START DATA EXCERPTS

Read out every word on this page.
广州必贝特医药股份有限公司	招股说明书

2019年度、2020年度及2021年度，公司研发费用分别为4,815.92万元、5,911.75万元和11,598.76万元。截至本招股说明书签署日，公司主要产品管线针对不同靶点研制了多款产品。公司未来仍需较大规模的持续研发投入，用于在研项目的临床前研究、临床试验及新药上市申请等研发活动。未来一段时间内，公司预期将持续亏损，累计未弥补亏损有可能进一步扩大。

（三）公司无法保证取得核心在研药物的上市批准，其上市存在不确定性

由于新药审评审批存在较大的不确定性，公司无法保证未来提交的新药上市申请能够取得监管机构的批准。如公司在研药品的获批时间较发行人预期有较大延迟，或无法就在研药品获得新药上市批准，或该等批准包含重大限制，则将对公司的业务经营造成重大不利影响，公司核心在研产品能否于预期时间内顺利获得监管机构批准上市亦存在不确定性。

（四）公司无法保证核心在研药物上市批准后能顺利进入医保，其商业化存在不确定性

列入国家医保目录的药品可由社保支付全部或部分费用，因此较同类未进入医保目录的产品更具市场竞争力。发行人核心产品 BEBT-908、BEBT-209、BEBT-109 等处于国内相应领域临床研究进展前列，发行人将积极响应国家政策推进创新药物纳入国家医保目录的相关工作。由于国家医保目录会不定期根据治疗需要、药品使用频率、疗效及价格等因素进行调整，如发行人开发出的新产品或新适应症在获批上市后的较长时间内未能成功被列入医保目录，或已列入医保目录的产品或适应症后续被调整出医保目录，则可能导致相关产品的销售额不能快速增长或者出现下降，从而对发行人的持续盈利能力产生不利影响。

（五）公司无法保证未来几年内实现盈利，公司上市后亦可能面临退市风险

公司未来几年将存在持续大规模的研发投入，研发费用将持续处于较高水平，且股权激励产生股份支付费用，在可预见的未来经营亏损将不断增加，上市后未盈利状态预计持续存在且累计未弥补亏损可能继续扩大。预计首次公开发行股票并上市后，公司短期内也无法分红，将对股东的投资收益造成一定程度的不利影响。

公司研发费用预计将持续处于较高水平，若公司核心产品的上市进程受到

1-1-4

END DATA EXCERPTS
START DATA EXCERPTS

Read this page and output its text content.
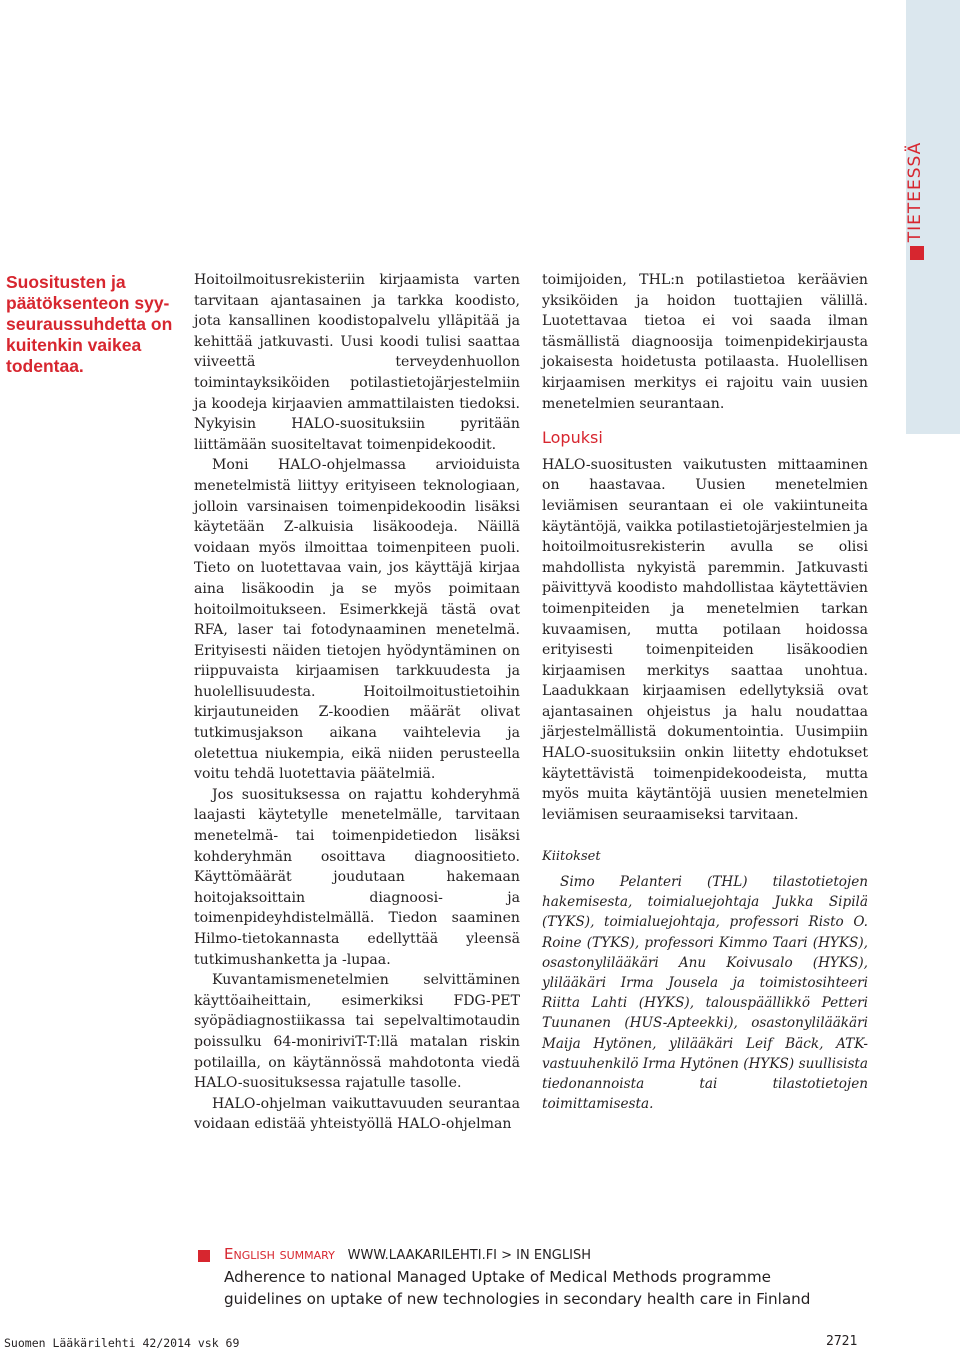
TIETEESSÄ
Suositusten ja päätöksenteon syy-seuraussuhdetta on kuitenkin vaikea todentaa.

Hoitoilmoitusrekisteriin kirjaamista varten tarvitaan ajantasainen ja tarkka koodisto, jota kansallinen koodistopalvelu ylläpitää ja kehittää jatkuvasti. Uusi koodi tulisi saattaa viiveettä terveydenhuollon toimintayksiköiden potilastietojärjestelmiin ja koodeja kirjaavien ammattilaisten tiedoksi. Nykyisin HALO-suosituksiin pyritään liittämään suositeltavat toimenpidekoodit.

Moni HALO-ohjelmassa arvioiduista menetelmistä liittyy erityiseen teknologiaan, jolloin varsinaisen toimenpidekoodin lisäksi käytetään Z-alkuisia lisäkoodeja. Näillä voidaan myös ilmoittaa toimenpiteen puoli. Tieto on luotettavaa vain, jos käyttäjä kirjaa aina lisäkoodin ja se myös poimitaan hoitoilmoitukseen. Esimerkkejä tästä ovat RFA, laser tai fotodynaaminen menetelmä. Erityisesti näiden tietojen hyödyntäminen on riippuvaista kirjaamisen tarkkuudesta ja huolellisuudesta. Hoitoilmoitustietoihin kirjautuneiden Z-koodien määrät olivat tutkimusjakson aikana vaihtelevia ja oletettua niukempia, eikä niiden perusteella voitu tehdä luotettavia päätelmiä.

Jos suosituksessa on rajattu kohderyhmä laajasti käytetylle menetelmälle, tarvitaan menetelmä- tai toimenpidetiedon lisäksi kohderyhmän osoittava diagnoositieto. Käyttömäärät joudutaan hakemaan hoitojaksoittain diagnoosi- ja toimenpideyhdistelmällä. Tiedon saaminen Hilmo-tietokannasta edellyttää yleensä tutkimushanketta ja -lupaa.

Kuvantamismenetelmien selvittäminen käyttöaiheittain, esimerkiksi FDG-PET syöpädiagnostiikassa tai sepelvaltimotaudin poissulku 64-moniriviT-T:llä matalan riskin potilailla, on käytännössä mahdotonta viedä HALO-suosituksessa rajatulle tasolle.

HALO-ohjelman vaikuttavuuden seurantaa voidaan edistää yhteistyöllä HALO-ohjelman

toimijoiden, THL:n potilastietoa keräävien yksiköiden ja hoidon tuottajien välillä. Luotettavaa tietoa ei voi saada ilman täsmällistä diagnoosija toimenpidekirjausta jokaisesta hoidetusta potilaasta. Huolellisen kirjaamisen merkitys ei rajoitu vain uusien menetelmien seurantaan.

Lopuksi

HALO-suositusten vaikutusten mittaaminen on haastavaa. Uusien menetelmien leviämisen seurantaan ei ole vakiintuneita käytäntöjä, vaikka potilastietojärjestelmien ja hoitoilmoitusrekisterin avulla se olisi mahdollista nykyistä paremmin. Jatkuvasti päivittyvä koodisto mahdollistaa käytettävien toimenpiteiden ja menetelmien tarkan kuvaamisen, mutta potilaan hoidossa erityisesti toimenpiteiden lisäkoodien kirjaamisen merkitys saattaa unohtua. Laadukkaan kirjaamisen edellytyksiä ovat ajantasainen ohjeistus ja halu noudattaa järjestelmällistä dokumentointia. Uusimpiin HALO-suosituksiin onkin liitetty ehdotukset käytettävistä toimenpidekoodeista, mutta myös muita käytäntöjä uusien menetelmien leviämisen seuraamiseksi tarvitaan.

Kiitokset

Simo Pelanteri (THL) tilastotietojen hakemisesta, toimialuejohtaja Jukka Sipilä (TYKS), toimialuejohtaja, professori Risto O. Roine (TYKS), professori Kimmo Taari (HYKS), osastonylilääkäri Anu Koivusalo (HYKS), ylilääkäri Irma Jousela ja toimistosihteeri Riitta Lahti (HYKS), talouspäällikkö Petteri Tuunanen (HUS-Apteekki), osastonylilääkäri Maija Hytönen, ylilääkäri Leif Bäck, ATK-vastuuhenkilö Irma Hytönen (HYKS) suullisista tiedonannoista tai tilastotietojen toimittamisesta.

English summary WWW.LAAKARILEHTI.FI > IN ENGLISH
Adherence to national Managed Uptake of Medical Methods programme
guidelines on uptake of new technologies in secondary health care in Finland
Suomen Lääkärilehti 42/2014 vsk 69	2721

END DATA EXCERPTS
START DATA EXCERPTS

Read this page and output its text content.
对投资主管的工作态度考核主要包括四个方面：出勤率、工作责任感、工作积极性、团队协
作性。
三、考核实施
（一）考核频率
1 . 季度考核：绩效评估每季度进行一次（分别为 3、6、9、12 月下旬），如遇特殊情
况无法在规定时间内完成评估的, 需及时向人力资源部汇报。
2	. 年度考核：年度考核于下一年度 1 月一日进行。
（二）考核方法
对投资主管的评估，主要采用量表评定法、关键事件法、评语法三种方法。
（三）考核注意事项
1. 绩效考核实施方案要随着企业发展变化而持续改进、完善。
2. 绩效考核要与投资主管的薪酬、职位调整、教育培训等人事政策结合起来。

END DATA EXCERPTS

### WORK REQUIRED
Across the material above, how many lines include the string "merkitys"? Only the number is wanted.

### RESULT FOR THIS EXERCISE
2